**WHAT YOU HAVE TO DO**
Check every line of the data below for the string "Seconds", and copy the ones that hold it.

**RECORDS SUPPLIED**
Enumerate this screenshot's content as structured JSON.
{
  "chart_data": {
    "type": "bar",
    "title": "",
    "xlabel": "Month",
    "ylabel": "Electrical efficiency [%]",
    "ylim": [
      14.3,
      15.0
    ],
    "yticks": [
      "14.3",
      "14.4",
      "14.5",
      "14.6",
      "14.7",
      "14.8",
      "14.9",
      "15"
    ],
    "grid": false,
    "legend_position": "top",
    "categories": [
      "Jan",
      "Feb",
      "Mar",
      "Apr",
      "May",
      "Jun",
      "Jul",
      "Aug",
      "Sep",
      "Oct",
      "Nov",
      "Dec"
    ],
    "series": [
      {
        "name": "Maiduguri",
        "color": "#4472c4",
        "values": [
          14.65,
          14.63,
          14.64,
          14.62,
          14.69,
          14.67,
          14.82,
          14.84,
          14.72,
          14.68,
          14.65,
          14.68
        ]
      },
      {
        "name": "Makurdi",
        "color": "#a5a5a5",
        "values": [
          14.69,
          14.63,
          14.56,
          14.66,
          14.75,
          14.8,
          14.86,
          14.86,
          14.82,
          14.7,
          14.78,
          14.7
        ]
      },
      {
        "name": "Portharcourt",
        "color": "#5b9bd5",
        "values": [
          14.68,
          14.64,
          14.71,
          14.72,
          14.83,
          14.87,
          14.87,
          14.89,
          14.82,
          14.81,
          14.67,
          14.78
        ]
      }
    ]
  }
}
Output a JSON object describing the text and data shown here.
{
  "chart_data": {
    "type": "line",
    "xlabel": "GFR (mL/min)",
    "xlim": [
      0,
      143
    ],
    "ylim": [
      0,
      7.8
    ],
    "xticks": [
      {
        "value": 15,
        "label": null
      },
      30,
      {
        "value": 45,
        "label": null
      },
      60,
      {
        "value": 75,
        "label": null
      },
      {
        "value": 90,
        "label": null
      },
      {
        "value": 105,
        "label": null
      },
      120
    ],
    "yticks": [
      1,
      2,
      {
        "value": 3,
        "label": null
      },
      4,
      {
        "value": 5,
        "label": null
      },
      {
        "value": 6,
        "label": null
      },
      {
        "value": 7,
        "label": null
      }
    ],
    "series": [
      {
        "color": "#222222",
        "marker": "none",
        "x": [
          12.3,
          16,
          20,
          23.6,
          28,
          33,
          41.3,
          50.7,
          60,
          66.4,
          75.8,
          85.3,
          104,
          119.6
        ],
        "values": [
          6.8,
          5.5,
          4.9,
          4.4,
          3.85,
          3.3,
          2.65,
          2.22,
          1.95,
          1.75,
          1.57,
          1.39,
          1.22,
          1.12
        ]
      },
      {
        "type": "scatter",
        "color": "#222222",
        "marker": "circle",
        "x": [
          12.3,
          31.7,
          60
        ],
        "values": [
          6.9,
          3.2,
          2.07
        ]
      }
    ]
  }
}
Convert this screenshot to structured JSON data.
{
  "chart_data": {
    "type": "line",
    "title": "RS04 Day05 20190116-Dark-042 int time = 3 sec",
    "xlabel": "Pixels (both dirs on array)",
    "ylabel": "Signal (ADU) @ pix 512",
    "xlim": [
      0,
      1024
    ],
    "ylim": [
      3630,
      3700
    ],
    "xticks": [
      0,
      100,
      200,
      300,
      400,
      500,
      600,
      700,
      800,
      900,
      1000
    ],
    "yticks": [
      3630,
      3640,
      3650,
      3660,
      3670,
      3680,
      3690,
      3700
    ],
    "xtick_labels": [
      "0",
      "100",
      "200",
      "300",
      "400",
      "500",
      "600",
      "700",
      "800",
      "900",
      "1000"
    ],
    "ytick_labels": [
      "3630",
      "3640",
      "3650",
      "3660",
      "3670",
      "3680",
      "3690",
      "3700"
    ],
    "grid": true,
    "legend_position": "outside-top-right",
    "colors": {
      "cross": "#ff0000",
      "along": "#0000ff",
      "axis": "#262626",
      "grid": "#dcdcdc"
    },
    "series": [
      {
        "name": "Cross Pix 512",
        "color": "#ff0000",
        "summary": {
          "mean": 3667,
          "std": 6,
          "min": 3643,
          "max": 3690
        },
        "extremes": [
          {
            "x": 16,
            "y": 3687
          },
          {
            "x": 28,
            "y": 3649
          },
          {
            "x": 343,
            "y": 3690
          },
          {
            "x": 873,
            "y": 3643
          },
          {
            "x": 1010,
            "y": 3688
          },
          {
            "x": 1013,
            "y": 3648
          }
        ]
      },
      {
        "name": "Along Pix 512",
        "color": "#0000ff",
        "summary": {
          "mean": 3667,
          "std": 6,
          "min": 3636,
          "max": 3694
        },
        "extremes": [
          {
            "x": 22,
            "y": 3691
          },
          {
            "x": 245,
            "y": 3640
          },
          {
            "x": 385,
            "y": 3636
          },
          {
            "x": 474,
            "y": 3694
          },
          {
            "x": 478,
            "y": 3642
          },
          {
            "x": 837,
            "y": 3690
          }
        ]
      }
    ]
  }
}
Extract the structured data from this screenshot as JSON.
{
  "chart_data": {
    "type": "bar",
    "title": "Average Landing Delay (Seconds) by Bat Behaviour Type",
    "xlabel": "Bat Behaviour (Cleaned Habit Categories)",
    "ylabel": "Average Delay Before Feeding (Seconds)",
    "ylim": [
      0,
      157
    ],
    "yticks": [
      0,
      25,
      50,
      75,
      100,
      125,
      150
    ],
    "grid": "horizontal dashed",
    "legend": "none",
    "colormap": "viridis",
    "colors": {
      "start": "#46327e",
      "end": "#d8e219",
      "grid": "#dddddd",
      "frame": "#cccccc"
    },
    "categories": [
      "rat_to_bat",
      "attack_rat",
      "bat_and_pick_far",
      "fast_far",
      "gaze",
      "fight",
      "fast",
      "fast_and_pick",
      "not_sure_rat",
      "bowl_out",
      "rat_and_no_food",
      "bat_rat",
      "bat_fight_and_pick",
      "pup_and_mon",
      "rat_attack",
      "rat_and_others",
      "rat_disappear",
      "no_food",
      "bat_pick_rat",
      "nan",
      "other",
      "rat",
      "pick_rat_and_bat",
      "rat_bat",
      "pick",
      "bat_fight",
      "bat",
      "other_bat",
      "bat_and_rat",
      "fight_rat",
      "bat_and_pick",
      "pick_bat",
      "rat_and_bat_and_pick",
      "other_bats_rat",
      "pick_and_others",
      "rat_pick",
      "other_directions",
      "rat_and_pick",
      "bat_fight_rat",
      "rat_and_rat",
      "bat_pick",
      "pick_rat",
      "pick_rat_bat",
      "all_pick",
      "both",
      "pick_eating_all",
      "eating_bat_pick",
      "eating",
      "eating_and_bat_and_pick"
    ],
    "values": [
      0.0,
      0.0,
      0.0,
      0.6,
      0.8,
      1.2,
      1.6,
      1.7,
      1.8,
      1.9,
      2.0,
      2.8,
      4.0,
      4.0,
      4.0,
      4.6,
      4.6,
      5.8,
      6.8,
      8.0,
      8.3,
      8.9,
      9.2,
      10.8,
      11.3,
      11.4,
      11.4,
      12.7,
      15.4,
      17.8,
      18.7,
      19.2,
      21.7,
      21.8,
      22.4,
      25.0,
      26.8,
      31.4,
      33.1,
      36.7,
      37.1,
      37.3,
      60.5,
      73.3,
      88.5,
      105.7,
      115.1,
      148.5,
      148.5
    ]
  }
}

**RESULT FOR THIS TASK**
    "title": "Average Landing Delay (Seconds) by Bat Behaviour Type",
    "ylabel": "Average Delay Before Feeding (Seconds)",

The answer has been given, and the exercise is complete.